— BEGIN Given records —
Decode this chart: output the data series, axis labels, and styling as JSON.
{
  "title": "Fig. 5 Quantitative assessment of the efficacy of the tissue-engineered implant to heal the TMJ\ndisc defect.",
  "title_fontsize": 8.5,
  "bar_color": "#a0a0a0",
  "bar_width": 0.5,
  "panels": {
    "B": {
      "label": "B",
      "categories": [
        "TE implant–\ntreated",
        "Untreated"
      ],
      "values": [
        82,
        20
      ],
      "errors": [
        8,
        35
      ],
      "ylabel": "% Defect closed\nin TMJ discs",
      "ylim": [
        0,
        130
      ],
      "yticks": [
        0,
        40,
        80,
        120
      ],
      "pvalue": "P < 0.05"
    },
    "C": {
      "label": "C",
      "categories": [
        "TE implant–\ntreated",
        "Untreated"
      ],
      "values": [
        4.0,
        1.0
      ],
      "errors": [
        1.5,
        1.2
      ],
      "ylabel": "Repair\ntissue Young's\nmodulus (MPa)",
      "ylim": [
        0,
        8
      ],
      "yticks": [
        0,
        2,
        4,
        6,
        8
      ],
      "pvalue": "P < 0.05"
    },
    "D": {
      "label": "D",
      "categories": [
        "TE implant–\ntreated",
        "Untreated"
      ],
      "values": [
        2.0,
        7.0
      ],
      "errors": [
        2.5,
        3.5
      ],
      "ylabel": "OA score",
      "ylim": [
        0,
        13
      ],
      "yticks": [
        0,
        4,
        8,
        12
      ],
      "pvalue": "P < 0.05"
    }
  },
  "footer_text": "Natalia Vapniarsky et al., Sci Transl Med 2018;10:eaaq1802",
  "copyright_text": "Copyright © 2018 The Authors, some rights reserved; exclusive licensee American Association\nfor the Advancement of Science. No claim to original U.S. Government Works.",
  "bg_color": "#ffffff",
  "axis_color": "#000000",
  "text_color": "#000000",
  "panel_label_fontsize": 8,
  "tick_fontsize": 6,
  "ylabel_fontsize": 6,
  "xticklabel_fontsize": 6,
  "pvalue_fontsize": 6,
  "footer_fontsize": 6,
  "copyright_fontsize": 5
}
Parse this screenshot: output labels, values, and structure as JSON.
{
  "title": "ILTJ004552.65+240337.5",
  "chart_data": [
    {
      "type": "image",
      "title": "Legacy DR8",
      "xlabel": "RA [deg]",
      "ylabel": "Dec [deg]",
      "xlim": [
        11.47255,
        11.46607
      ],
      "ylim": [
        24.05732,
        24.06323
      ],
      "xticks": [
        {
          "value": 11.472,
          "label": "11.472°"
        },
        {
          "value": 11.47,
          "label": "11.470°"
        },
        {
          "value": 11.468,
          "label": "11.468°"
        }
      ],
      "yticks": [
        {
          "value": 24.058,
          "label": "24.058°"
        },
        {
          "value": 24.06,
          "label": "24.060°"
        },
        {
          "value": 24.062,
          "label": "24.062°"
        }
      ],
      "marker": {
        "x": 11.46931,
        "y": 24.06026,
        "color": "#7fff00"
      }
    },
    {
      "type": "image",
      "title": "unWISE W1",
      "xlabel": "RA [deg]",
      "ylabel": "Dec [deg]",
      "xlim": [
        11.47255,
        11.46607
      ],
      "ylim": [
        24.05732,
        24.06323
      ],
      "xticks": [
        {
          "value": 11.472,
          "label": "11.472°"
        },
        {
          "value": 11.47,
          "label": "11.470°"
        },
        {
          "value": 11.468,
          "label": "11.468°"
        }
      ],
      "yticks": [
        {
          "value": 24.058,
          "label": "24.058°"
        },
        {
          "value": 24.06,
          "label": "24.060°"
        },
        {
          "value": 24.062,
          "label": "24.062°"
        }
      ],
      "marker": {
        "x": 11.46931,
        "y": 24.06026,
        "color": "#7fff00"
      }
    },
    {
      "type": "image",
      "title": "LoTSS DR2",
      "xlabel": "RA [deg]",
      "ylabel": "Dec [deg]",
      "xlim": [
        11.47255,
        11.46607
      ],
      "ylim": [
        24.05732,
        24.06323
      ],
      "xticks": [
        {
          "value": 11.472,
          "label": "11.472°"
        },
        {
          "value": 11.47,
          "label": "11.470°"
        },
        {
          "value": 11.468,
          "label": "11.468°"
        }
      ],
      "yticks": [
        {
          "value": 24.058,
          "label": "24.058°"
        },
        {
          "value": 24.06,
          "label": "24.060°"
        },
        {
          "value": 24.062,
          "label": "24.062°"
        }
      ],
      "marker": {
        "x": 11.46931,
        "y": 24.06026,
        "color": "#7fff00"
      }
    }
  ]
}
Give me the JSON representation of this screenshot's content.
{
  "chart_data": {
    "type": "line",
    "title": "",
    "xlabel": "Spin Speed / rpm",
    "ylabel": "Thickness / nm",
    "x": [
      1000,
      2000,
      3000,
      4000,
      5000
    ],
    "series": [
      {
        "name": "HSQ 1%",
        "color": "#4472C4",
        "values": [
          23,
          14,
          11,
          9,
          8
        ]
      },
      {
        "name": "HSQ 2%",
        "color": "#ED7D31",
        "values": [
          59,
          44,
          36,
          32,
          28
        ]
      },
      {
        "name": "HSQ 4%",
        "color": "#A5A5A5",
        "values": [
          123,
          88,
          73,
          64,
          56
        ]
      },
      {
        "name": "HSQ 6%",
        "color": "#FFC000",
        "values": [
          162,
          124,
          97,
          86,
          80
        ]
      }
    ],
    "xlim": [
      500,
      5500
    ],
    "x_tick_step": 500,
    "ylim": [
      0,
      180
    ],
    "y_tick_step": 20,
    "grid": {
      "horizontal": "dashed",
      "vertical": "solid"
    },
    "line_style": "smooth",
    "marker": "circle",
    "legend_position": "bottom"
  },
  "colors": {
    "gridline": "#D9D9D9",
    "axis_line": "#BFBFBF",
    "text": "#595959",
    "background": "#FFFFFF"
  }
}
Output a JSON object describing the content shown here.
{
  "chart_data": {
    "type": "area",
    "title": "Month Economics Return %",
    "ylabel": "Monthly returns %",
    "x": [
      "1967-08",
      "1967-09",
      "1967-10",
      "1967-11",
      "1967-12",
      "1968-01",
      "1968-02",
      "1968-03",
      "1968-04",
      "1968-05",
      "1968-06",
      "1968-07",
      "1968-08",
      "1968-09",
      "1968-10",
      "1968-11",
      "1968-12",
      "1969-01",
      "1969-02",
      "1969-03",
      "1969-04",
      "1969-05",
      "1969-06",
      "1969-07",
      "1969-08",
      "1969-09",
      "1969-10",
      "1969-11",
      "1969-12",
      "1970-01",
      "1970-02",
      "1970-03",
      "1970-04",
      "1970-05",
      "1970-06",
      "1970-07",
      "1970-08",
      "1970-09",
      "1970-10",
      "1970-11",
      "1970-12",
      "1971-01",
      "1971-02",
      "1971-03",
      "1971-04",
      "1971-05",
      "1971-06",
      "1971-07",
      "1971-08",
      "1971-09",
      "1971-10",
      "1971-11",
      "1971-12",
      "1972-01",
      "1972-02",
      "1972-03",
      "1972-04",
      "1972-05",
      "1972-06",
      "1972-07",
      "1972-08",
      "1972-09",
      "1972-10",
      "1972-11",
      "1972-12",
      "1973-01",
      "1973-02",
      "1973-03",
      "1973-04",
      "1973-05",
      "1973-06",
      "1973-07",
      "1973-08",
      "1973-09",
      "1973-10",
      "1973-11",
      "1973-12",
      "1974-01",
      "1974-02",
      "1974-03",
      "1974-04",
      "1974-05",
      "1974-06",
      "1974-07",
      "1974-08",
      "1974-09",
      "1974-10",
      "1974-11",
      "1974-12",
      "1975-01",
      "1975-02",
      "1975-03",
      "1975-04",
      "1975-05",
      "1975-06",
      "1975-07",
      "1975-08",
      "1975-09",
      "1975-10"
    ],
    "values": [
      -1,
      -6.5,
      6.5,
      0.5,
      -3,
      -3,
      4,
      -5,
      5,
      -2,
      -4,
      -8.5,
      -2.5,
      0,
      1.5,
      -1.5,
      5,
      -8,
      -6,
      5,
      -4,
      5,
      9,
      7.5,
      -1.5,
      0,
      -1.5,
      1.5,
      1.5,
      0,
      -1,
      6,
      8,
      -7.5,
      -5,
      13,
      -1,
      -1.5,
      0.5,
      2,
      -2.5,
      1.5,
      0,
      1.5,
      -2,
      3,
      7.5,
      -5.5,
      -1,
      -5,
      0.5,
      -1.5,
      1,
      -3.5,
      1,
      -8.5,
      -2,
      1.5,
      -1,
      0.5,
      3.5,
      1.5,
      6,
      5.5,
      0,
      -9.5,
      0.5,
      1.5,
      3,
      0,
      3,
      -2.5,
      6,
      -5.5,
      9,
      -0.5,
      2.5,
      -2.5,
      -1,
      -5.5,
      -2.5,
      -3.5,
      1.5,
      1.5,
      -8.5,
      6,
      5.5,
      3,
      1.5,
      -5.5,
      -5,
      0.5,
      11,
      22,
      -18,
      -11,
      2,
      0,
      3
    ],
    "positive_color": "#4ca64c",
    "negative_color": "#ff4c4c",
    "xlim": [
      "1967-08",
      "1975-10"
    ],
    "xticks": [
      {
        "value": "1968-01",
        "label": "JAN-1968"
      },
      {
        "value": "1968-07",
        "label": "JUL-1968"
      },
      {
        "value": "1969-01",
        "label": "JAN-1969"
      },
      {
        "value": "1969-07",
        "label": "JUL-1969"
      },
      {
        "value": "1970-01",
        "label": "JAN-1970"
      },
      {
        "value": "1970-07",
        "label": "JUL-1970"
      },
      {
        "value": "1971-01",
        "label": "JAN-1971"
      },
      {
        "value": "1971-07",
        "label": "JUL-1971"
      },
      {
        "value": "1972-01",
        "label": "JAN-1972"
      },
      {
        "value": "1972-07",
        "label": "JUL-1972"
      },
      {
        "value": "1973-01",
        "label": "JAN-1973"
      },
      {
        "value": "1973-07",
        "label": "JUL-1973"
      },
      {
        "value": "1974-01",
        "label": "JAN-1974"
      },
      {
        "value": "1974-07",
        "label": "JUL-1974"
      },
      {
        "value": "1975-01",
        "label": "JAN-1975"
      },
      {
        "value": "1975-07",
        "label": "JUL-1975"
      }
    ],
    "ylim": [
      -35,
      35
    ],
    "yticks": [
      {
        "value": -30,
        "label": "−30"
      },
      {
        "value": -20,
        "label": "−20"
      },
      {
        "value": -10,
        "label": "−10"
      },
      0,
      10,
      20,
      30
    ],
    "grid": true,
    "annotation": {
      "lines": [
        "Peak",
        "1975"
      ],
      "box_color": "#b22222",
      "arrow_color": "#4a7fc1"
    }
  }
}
— END Given records —
**Objective**
In the entries above, find every line holding the word "labels" and copy it out.

**Solution to this problem**
Decode this chart: output the data series, axis labels, and styling as JSON.
Parse this screenshot: output labels, values, and structure as JSON.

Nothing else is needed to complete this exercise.